GIVEN REQUEST:
Say how many lines contain the word "this" and give no other text.

-- start --

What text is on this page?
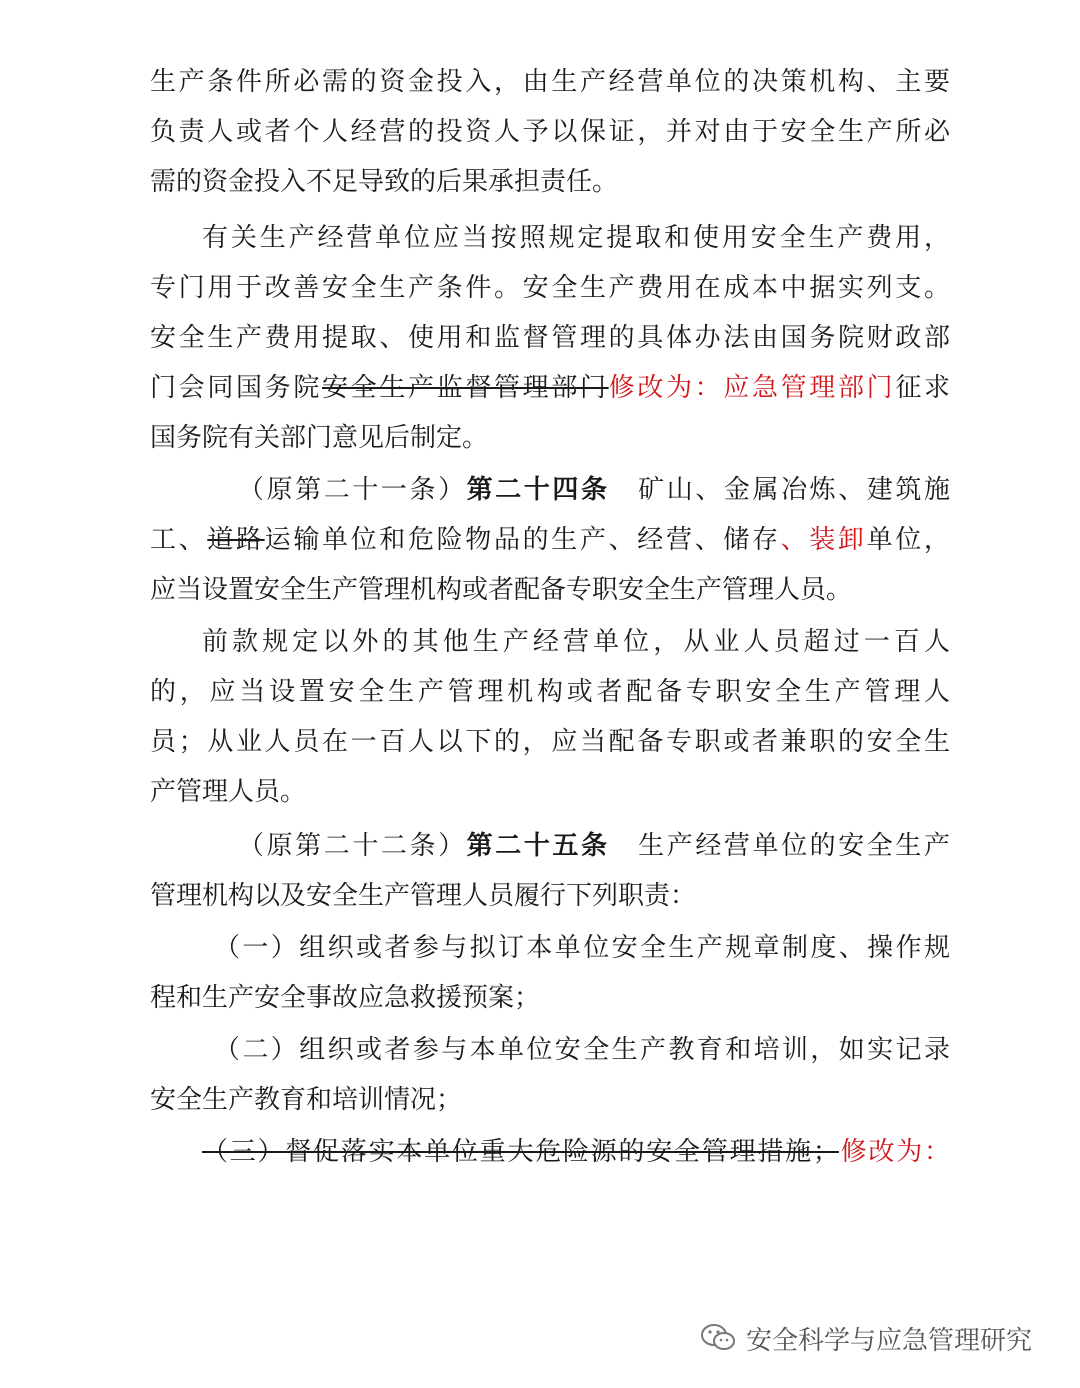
生产条件所必需的资金投入，由生产经营单位的决策机构、主要
负责人或者个人经营的投资人予以保证，并对由于安全生产所必
需的资金投入不足导致的后果承担责任。
有关生产经营单位应当按照规定提取和使用安全生产费用，
专门用于改善安全生产条件。安全生产费用在成本中据实列支。
安全生产费用提取、使用和监督管理的具体办法由国务院财政部
门会同国务院安全生产监督管理部门修改为：应急管理部门征求
国务院有关部门意见后制定。
（原第二十一条）第二十四条　矿山、金属冶炼、建筑施
工、道路运输单位和危险物品的生产、经营、储存、装卸单位，
应当设置安全生产管理机构或者配备专职安全生产管理人员。
前款规定以外的其他生产经营单位，从业人员超过一百人
的，应当设置安全生产管理机构或者配备专职安全生产管理人
员；从业人员在一百人以下的，应当配备专职或者兼职的安全生
产管理人员。
（原第二十二条）第二十五条　生产经营单位的安全生产
管理机构以及安全生产管理人员履行下列职责：
（一）组织或者参与拟订本单位安全生产规章制度、操作规
程和生产安全事故应急救援预案；
（二）组织或者参与本单位安全生产教育和培训，如实记录
安全生产教育和培训情况；
（三）督促落实本单位重大危险源的安全管理措施；修改为：
安全科学与应急管理研究
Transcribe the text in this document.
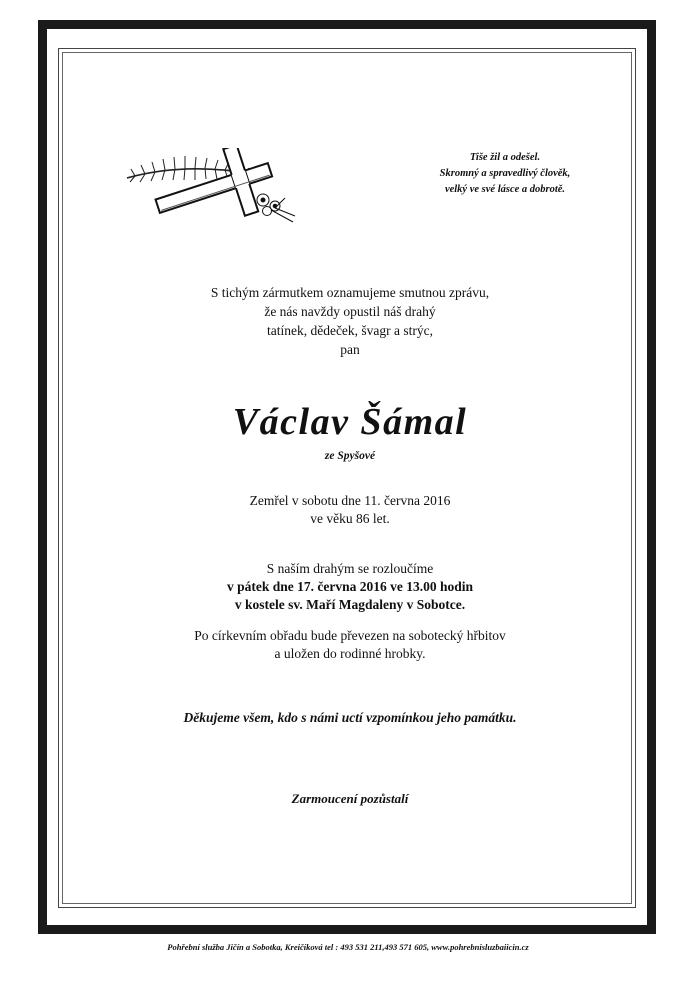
Tiše žil a odešel.
Skromný a spravedlivý člověk,
velký ve své lásce a dobrotě.
S tichým zármutkem oznamujeme smutnou zprávu,
že nás navždy opustil náš drahý
tatínek, dědeček, švagr a strýc,
pan
Václav Šámal
ze Spyšové
Zemřel v sobotu dne 11. června 2016
ve věku 86 let.
S naším drahým se rozloučíme
v pátek dne 17. června 2016 ve 13.00 hodin
v kostele sv. Maří Magdaleny v Sobotce.
Po církevním obřadu bude převezen na sobotecký hřbitov
a uložen do rodinné hrobky.
Děkujeme všem, kdo s námi uctí vzpomínkou jeho památku.
Zarmoucení pozůstalí
Pohřební služba Jičín a Sobotka, Kreičíková tel : 493 531 211,493 571 605, www.pohrebnisluzbaiicin.cz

-- end --

EXPECTED OUTPUT:
2